### Task prompt
Set down each line of the material that follows, exactly, with no pictures.

### Input
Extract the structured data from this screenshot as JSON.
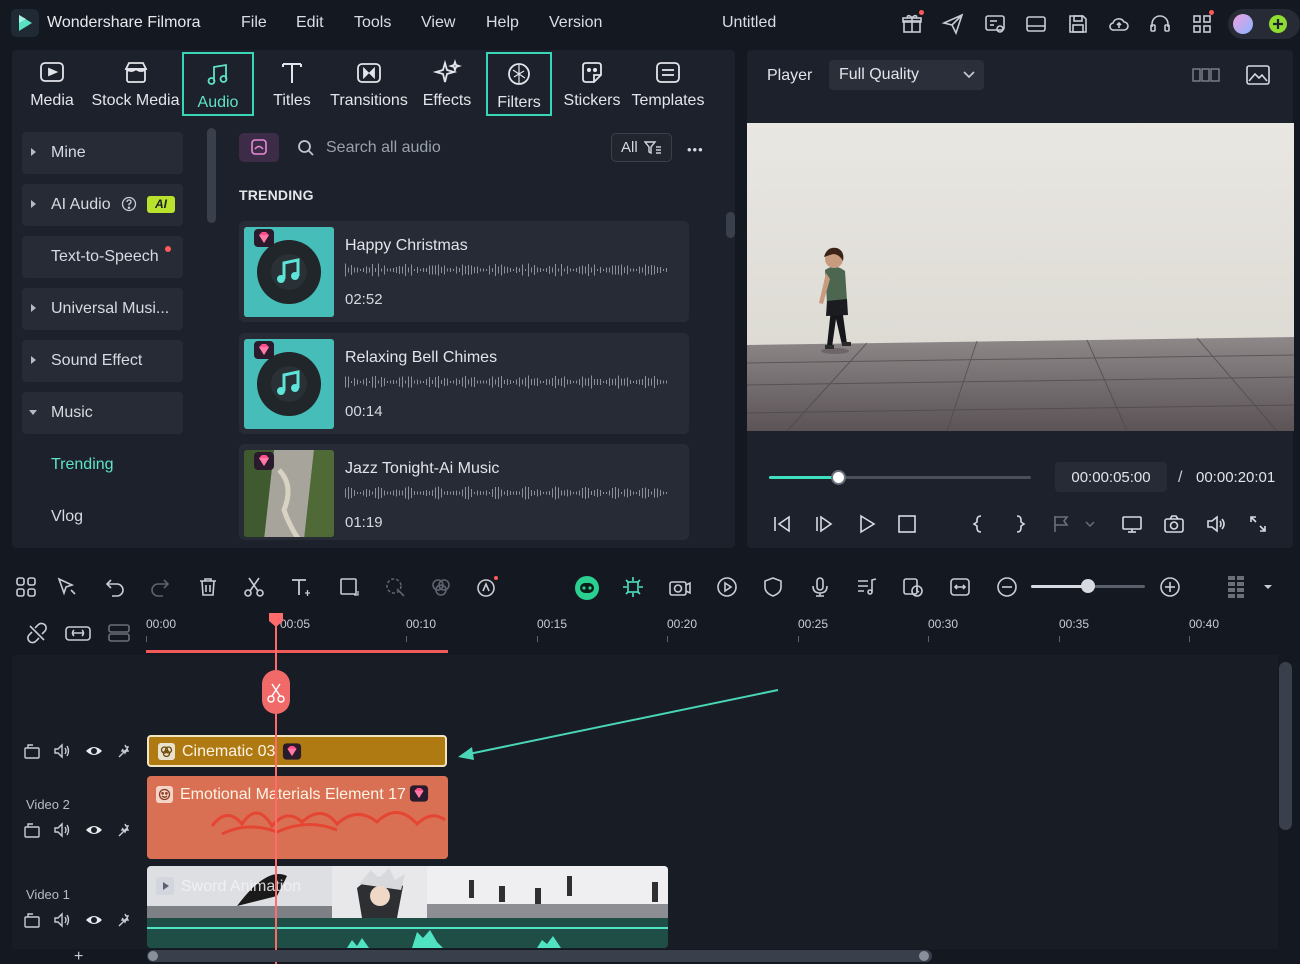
{
  "app": {
    "name": "Wondershare Filmora",
    "project_title": "Untitled"
  },
  "menu": [
    "File",
    "Edit",
    "Tools",
    "View",
    "Help",
    "Version"
  ],
  "tabs": [
    {
      "label": "Media",
      "icon": "media-icon"
    },
    {
      "label": "Stock Media",
      "icon": "stock-media-icon"
    },
    {
      "label": "Audio",
      "icon": "music-note-icon",
      "active": true
    },
    {
      "label": "Titles",
      "icon": "text-t-icon"
    },
    {
      "label": "Transitions",
      "icon": "transitions-icon"
    },
    {
      "label": "Effects",
      "icon": "effects-sparkle-icon"
    },
    {
      "label": "Filters",
      "icon": "filters-icon",
      "highlighted": true
    },
    {
      "label": "Stickers",
      "icon": "stickers-icon"
    },
    {
      "label": "Templates",
      "icon": "templates-icon"
    }
  ],
  "categories": {
    "mine": "Mine",
    "ai_audio": "AI Audio",
    "ai_badge": "AI",
    "tts": "Text-to-Speech",
    "universal": "Universal Musi...",
    "sound_effect": "Sound Effect",
    "music": "Music",
    "trending": "Trending",
    "vlog": "Vlog"
  },
  "search": {
    "placeholder": "Search all audio",
    "filter_label": "All",
    "more": "•••"
  },
  "trending_heading": "TRENDING",
  "audio_items": [
    {
      "title": "Happy Christmas",
      "duration": "02:52"
    },
    {
      "title": "Relaxing Bell Chimes",
      "duration": "00:14"
    },
    {
      "title": "Jazz Tonight-Ai Music",
      "duration": "01:19"
    }
  ],
  "player": {
    "label": "Player",
    "quality": "Full Quality",
    "current_time": "00:00:05:00",
    "separator": "/",
    "total_time": "00:00:20:01",
    "progress": 0.25
  },
  "timeline": {
    "ticks": [
      "00:00",
      "00:05",
      "00:10",
      "00:15",
      "00:20",
      "00:25",
      "00:30",
      "00:35",
      "00:40"
    ],
    "tracks": {
      "video2": "Video 2",
      "video1": "Video 1"
    },
    "clips": {
      "filter": "Cinematic 03",
      "element": "Emotional Materials Element 17",
      "video": "Sword Animation"
    },
    "add_track": "+"
  },
  "colors": {
    "accent": "#38d6b7",
    "filter_clip": "#b07a12",
    "element_clip": "#d96f53",
    "playhead": "#ff6b6b"
  }
}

### Task solution
Extract the structured data from this screenshot as JSON.
{
  "app": {
    "name": "Wondershare Filmora",
    "project_title": "Untitled"
  },
  "menu": [
    "File",
    "Edit",
    "Tools",
    "View",
    "Help",
    "Version"
  ],
  "tabs": [
    {
      "label": "Media",
      "icon": "media-icon"
    },
    {
      "label": "Stock Media",
      "icon": "stock-media-icon"
    },
    {
      "label": "Audio",
      "icon": "music-note-icon",
      "active": true
    },
    {
      "label": "Titles",
      "icon": "text-t-icon"
    },
    {
      "label": "Transitions",
      "icon": "transitions-icon"
    },
    {
      "label": "Effects",
      "icon": "effects-sparkle-icon"
    },
    {
      "label": "Filters",
      "icon": "filters-icon",
      "highlighted": true
    },
    {
      "label": "Stickers",
      "icon": "stickers-icon"
    },
    {
      "label": "Templates",
      "icon": "templates-icon"
    }
  ],
  "categories": {
    "mine": "Mine",
    "ai_audio": "AI Audio",
    "ai_badge": "AI",
    "tts": "Text-to-Speech",
    "universal": "Universal Musi...",
    "sound_effect": "Sound Effect",
    "music": "Music",
    "trending": "Trending",
    "vlog": "Vlog"
  },
  "search": {
    "placeholder": "Search all audio",
    "filter_label": "All",
    "more": "•••"
  },
  "trending_heading": "TRENDING",
  "audio_items": [
    {
      "title": "Happy Christmas",
      "duration": "02:52"
    },
    {
      "title": "Relaxing Bell Chimes",
      "duration": "00:14"
    },
    {
      "title": "Jazz Tonight-Ai Music",
      "duration": "01:19"
    }
  ],
  "player": {
    "label": "Player",
    "quality": "Full Quality",
    "current_time": "00:00:05:00",
    "separator": "/",
    "total_time": "00:00:20:01",
    "progress": 0.25
  },
  "timeline": {
    "ticks": [
      "00:00",
      "00:05",
      "00:10",
      "00:15",
      "00:20",
      "00:25",
      "00:30",
      "00:35",
      "00:40"
    ],
    "tracks": {
      "video2": "Video 2",
      "video1": "Video 1"
    },
    "clips": {
      "filter": "Cinematic 03",
      "element": "Emotional Materials Element 17",
      "video": "Sword Animation"
    },
    "add_track": "+"
  },
  "colors": {
    "accent": "#38d6b7",
    "filter_clip": "#b07a12",
    "element_clip": "#d96f53",
    "playhead": "#ff6b6b"
  }
}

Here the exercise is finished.